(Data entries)
+ + + + + + +

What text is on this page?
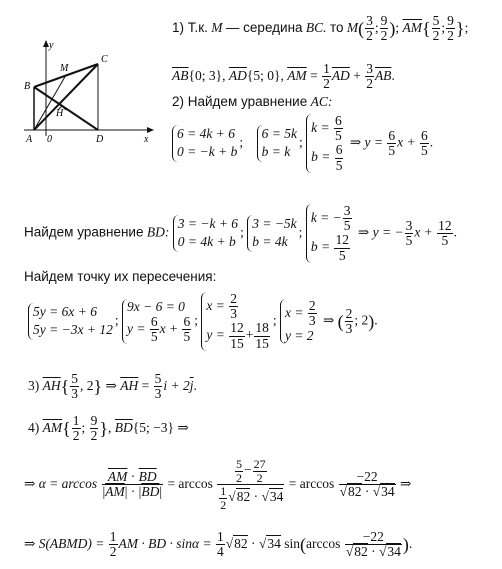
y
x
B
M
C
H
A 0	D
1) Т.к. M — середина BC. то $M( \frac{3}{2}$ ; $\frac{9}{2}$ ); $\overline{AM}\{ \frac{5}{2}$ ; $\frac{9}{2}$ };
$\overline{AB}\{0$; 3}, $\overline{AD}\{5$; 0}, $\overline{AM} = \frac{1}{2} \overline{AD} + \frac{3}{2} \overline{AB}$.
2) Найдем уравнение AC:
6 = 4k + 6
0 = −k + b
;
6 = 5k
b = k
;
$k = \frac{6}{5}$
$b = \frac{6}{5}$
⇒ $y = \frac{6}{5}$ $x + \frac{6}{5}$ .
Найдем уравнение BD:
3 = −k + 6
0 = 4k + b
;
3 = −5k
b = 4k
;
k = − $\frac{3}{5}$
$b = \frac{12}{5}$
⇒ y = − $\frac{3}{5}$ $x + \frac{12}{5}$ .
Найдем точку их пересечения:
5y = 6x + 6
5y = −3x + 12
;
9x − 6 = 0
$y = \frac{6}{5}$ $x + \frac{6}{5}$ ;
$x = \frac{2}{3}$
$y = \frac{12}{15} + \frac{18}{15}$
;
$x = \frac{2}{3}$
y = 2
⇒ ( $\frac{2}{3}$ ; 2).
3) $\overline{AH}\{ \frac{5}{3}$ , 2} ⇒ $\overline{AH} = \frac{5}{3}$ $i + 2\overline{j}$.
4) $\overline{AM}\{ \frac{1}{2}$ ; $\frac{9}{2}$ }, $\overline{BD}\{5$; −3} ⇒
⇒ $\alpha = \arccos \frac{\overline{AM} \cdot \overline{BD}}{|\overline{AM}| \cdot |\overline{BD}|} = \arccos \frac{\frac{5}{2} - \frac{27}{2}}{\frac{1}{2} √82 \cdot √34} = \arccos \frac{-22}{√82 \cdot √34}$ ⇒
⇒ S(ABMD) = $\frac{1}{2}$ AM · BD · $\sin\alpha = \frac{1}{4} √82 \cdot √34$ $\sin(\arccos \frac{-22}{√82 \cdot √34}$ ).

+ + + + + + +

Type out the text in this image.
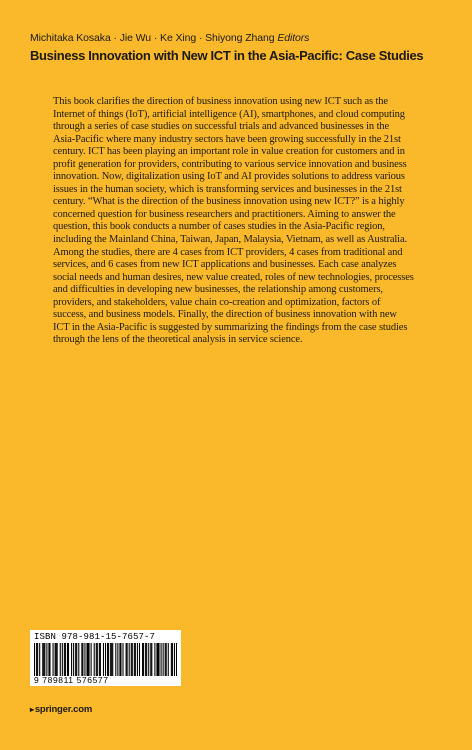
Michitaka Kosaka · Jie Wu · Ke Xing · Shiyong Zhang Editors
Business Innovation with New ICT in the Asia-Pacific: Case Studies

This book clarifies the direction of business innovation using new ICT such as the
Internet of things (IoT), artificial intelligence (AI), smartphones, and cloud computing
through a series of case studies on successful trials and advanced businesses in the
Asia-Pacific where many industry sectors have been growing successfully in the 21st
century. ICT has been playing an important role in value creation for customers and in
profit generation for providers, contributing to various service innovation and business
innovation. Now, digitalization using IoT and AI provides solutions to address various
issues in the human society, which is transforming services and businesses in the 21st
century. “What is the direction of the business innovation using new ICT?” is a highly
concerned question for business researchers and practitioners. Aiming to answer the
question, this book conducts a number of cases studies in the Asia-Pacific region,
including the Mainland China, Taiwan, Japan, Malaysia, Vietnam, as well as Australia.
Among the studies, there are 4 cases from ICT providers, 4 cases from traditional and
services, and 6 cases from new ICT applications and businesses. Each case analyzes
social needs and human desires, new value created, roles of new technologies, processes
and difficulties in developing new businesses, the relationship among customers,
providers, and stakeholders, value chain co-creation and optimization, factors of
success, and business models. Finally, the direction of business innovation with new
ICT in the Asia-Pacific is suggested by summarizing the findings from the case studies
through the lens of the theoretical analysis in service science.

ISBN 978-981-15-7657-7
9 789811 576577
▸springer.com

+ + + + + + +

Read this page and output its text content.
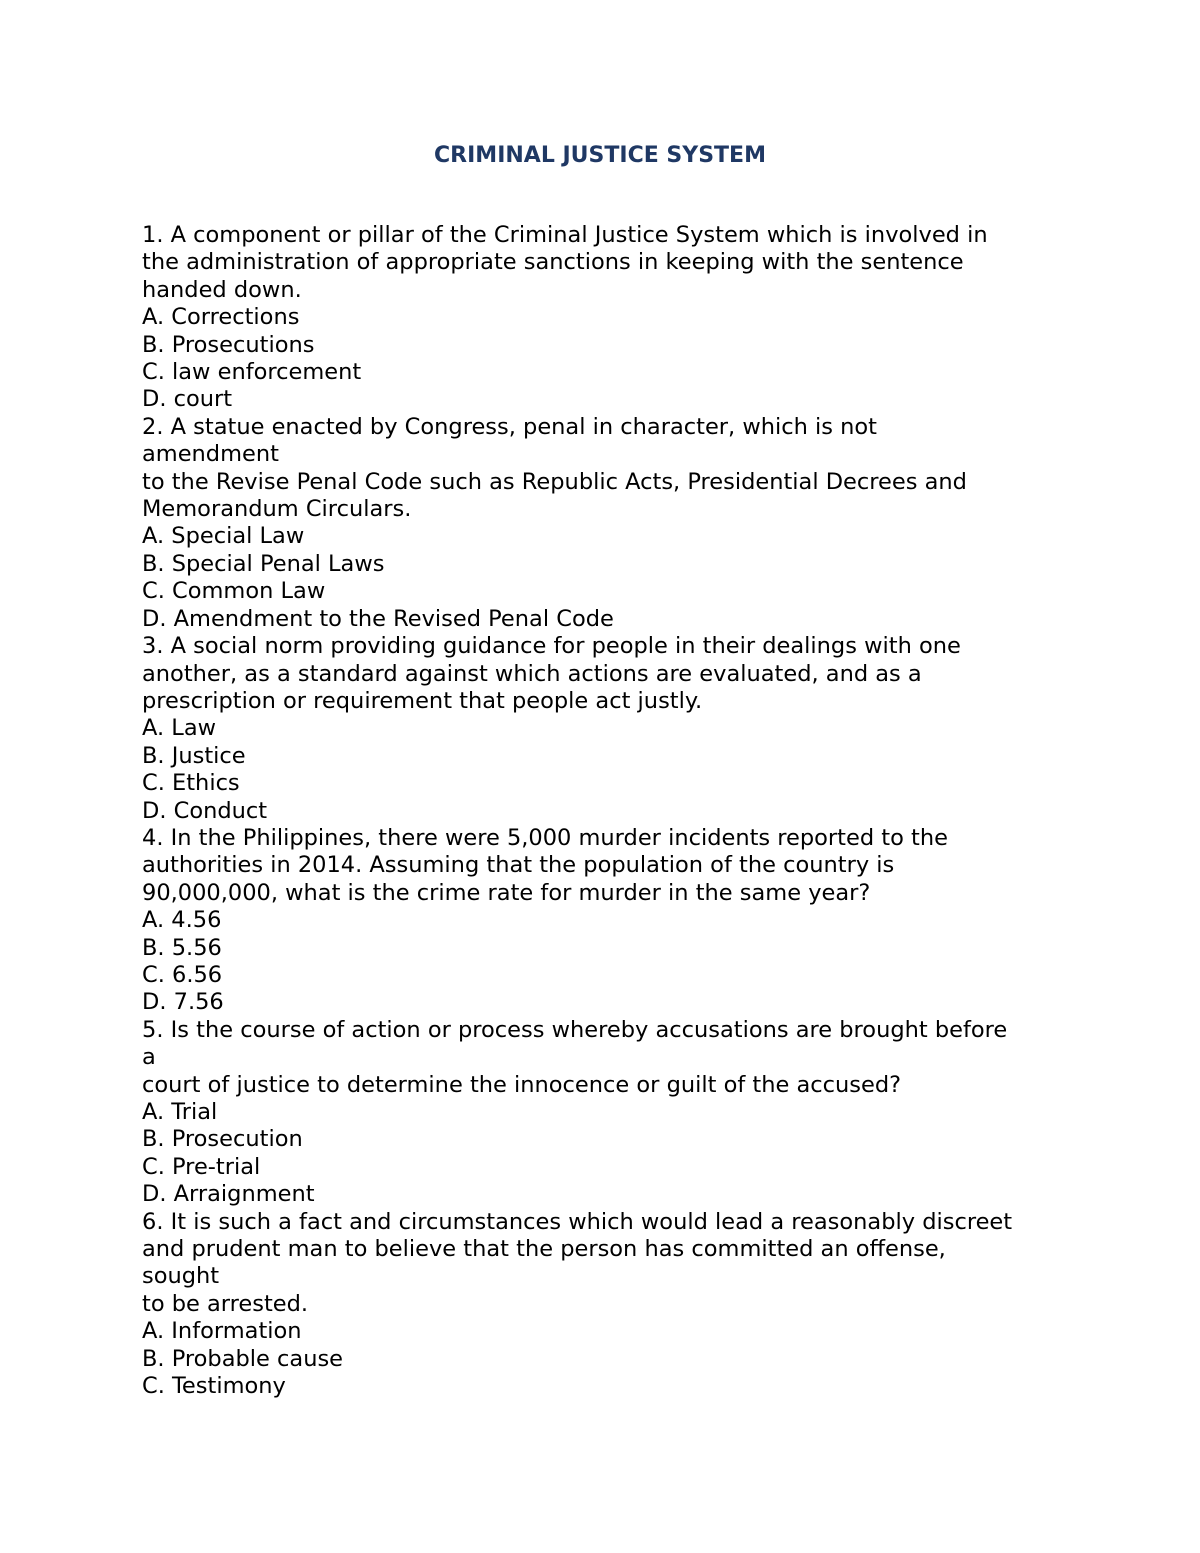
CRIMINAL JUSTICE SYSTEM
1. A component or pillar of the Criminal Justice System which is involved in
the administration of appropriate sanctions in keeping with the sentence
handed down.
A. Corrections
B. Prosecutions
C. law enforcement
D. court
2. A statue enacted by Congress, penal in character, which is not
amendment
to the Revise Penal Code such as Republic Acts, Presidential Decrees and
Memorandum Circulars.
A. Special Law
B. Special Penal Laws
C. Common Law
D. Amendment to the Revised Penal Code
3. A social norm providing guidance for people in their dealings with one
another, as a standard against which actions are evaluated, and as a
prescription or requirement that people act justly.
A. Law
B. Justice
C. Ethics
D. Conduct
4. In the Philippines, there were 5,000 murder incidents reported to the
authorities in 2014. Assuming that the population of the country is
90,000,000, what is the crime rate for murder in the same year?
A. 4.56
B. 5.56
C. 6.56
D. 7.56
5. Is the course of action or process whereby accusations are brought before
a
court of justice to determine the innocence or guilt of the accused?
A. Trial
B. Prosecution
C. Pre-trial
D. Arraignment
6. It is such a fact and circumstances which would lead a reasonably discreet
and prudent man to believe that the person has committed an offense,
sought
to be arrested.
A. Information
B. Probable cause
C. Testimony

+ + + + + + +

[The exercise] List all lines in the material containing the string "murder".

[Solution to the problem]
4. In the Philippines, there were 5,000 murder incidents reported to the
90,000,000, what is the crime rate for murder in the same year?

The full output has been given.